#### [Zitierter Text]

──────────

Die meisten Menschen fingen in jungem Alter mit dem Rauchen an. Wenn Freundinnen und Freunde oder die eigenen Eltern rauchten, erhöhe dies die Wahrscheinlichkeit dafür, erklärte Schaller, die auch das WHO-Kollaborationszentrum für Tabakkontrolle leitet. „Je stärker präsent das Rauchen in der Umwelt ist, desto höher ist das Risiko, dass ein junger Mensch selbst zur Zigarette greift.“ Auch über die Sozialen Medien ließen junge Menschen sich dahingehend beeinflussen.

──────────

#### [Aufgabenstellung]
Setze den Text über den Einstieg junger Menschen ins Rauchen im Anschluss an seinen letzten Satz fort.

Auflistungen der Elementpositionen

──────────

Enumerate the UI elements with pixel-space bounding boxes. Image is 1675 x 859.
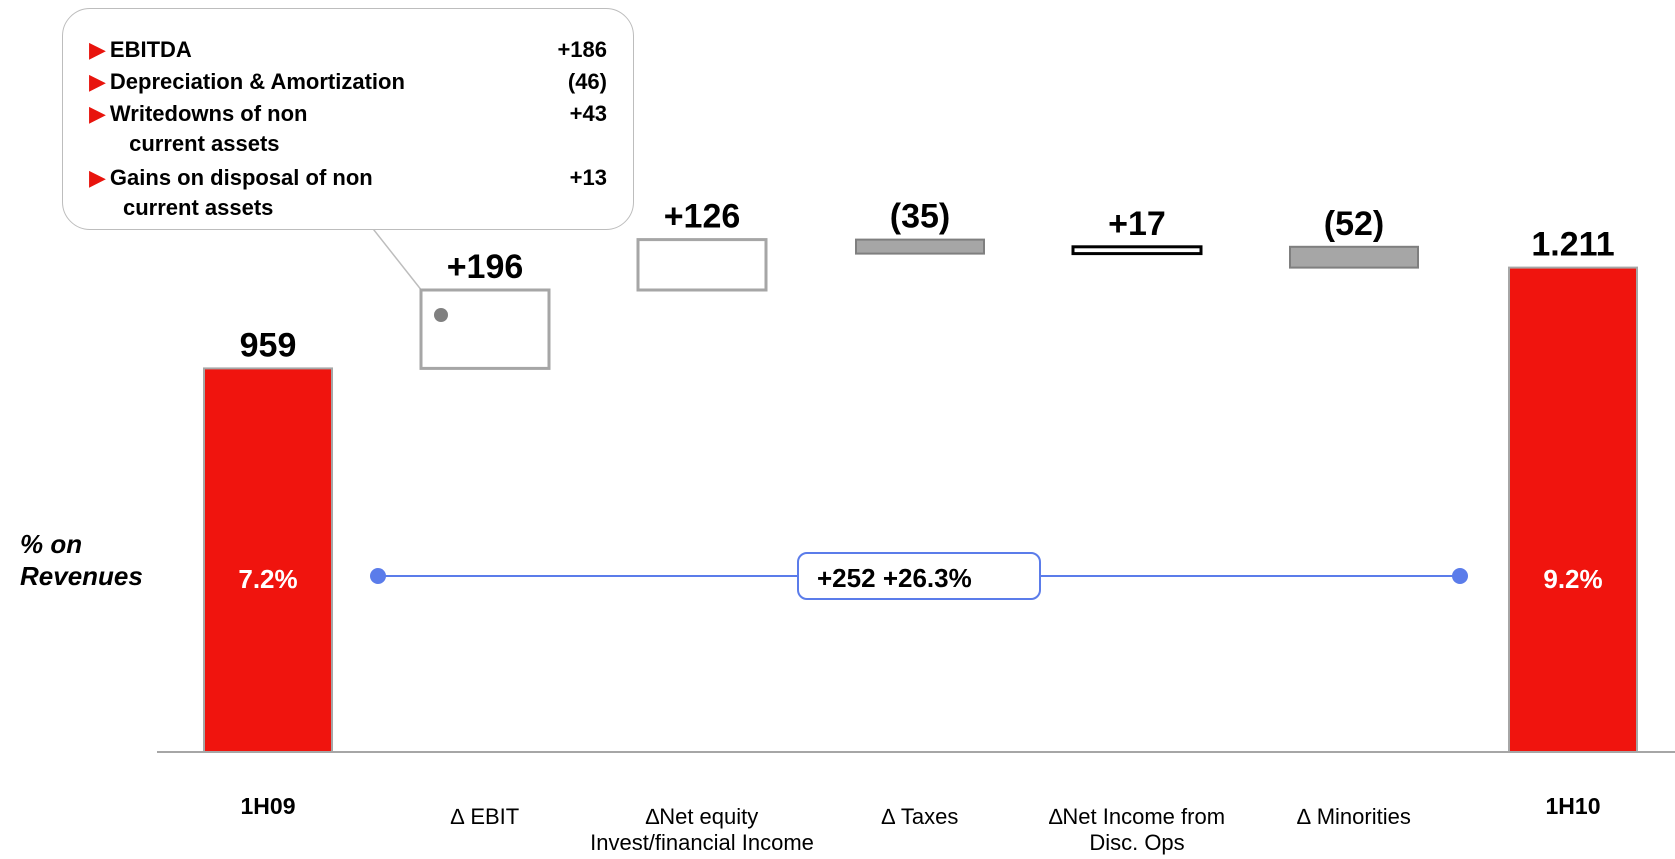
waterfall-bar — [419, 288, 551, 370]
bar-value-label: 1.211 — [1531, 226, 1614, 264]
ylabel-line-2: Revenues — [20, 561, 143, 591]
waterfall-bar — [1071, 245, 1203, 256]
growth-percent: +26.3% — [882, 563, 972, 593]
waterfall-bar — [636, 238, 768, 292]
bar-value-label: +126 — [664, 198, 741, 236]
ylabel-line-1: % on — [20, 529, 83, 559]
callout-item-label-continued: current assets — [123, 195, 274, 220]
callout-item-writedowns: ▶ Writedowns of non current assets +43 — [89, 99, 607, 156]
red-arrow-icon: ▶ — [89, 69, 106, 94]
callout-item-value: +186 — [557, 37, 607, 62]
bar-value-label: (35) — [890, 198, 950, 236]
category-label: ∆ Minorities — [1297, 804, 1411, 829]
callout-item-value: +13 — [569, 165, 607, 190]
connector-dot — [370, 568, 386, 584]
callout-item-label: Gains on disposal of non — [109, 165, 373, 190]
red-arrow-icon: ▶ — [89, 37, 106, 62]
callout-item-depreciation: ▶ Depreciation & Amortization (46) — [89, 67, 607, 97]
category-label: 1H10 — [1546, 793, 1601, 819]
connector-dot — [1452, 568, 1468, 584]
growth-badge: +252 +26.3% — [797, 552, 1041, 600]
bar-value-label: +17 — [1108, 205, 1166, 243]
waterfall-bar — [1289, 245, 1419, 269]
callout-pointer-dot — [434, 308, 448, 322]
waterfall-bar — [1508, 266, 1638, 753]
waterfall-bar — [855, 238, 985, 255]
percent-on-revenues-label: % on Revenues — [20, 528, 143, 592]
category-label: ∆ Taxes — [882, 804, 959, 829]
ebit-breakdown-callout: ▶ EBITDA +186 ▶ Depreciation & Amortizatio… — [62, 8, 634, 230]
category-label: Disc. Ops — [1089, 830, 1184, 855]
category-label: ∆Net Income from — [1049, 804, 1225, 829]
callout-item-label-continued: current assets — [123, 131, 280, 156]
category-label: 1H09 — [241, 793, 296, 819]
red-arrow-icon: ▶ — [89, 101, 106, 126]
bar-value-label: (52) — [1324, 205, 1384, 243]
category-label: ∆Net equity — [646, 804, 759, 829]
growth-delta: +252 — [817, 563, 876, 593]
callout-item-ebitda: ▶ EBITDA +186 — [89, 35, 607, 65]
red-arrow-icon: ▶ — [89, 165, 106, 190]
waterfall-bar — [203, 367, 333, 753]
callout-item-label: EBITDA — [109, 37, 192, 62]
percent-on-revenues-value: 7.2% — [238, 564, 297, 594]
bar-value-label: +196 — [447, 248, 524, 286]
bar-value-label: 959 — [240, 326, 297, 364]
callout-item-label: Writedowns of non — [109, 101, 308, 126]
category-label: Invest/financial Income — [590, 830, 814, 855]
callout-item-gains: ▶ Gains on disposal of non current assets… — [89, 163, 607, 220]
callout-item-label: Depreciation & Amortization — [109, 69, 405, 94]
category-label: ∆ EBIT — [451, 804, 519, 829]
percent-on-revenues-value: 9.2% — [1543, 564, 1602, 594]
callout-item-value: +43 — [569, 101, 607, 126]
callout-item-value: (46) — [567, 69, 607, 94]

──────────

#### [Lösung]
Politik soll sich klar zur Tabakprävention bekennen

Sie forderte daher ein klares Bekenntnis zur Tabakprävention und eine verpflichtende Strategie. Die Bundesregierung zeige jedoch „keine Bereitschaft, eine wirksame Firewall gegen den Einfluss der Tabakindustrie zu erreichen und damit die Bevölkerung vor den gesundheitsschädlichen Produkten und Praktiken der Tabakindustrie zu schützen“.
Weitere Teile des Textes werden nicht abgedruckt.